-- START OF Stored records --

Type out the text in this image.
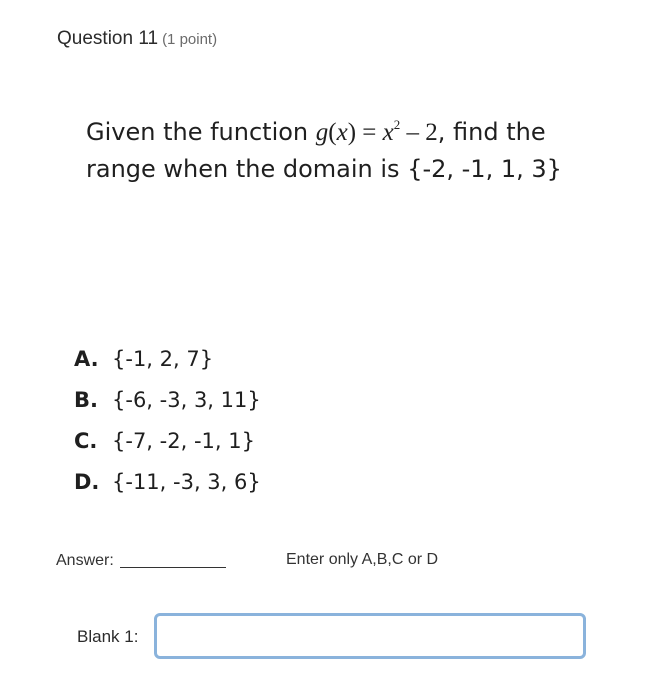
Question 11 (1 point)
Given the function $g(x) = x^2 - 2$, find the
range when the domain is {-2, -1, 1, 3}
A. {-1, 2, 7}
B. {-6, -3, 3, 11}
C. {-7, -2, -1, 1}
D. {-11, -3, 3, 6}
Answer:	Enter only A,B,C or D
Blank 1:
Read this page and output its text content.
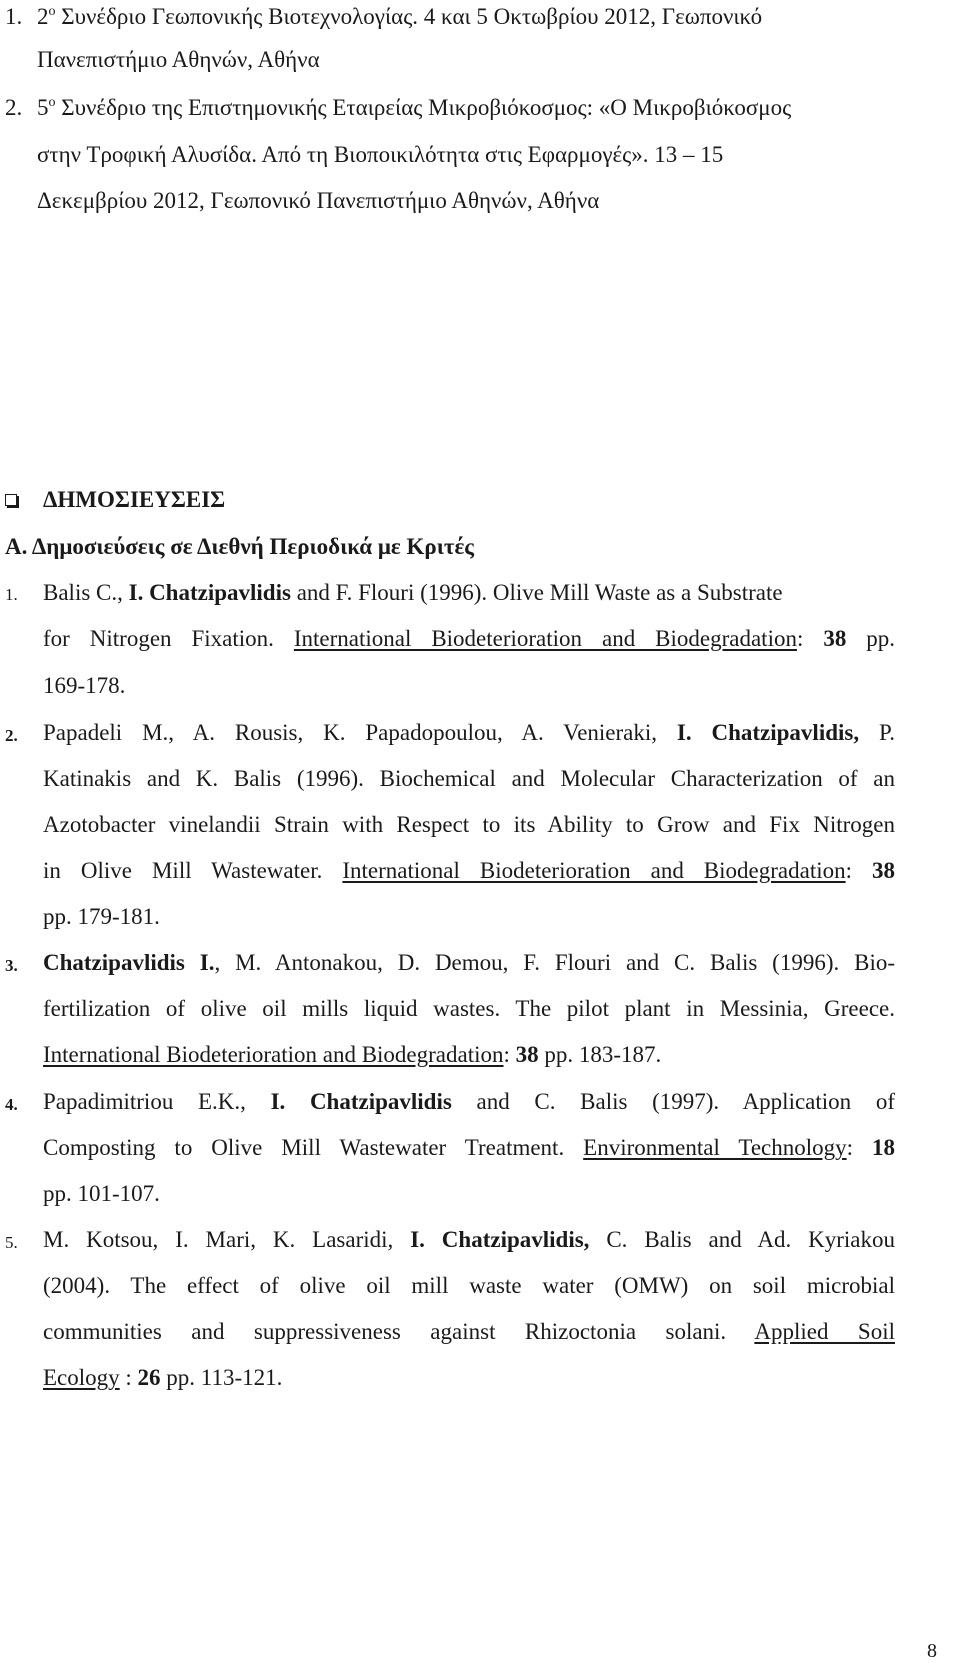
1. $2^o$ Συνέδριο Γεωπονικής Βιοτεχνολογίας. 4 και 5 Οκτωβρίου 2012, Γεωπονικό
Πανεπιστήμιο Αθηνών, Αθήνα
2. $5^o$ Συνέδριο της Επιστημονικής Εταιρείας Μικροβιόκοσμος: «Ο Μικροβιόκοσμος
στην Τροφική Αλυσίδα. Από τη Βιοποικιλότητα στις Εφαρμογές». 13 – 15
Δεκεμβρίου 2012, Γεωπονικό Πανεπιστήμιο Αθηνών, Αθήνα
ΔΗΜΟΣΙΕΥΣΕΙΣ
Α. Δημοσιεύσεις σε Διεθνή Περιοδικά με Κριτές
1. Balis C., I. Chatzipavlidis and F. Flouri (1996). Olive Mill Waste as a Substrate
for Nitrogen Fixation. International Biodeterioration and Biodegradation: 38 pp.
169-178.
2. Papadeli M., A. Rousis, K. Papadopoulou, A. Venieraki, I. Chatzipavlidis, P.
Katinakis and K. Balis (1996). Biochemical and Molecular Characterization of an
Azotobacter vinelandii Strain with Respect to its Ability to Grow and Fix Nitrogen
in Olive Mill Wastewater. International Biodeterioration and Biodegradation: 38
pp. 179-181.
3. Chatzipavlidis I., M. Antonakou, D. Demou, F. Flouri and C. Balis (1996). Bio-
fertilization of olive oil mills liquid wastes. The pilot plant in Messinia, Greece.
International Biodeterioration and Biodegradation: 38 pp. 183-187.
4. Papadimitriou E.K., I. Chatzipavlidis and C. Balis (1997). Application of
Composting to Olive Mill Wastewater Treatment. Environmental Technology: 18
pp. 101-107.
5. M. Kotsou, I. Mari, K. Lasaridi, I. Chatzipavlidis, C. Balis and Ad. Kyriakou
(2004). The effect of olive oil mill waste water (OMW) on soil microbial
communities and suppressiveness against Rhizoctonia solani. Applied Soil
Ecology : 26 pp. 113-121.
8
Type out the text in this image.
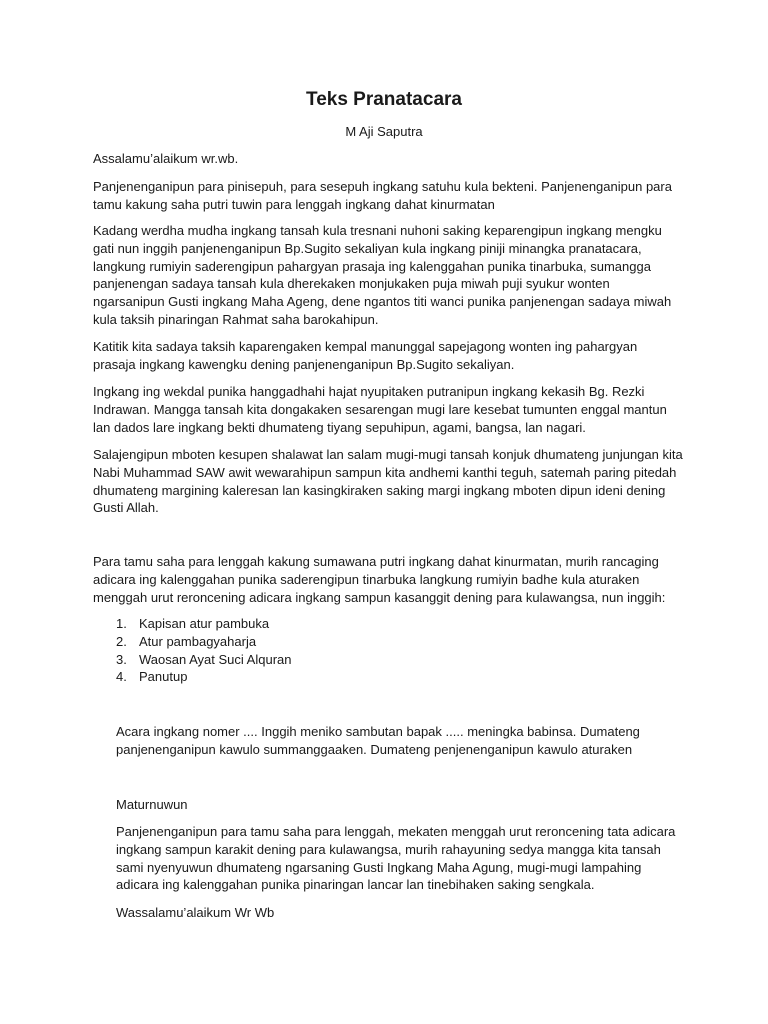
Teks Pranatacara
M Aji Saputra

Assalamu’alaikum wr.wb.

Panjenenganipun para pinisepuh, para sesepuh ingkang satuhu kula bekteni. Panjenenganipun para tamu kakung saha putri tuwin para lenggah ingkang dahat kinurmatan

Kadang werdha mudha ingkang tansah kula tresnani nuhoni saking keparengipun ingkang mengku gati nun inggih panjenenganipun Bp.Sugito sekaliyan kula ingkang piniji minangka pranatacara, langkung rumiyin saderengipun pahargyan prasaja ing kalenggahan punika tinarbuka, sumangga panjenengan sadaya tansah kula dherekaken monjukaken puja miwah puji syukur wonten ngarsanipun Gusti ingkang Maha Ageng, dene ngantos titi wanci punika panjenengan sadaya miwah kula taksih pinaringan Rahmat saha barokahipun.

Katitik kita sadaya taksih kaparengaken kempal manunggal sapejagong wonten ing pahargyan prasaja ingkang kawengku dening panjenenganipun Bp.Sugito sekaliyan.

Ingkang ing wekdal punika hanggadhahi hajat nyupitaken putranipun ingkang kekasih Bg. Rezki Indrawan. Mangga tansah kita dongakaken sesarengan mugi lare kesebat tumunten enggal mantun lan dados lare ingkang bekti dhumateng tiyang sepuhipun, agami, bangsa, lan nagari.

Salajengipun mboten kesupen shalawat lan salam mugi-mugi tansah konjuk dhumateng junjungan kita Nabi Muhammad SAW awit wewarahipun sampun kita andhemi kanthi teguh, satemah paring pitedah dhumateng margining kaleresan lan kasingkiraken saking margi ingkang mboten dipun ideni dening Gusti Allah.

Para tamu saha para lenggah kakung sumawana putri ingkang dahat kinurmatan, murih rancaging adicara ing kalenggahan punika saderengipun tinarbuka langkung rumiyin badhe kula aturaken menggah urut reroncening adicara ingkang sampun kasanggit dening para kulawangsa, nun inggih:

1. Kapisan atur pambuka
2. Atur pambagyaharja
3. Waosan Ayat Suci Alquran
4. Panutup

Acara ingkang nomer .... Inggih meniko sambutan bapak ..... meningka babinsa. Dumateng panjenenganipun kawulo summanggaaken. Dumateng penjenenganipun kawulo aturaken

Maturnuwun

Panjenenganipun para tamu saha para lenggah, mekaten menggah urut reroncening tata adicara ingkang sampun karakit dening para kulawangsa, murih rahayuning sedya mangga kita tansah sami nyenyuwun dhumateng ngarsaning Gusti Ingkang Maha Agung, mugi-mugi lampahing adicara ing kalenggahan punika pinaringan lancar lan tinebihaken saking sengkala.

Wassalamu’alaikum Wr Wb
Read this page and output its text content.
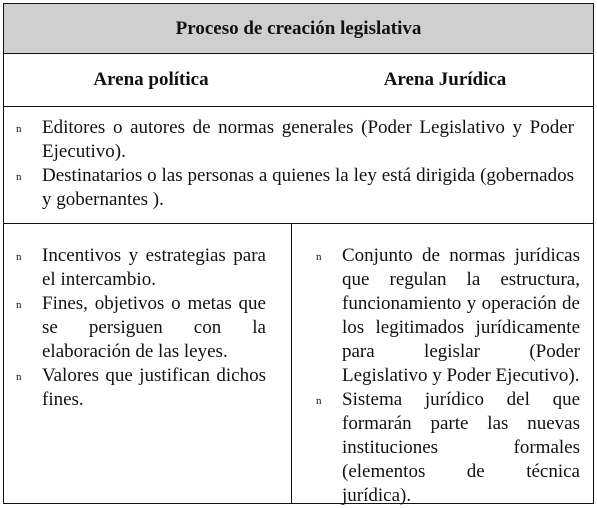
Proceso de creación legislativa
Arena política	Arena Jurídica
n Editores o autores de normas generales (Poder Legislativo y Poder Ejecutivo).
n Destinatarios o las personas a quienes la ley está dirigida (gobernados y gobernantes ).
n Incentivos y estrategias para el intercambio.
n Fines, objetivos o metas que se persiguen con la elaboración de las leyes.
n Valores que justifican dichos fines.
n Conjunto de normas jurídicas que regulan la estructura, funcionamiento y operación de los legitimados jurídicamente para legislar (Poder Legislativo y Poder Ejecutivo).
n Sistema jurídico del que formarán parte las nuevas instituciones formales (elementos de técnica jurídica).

-- END OF Stored records --

(Task to complete): Note every line above where the string "Wastewater" shows up, and copy those lines.

(Solved exercise):
in Olive Mill Wastewater. International Biodeterioration and Biodegradation: 38
Composting to Olive Mill Wastewater Treatment. Environmental Technology: 18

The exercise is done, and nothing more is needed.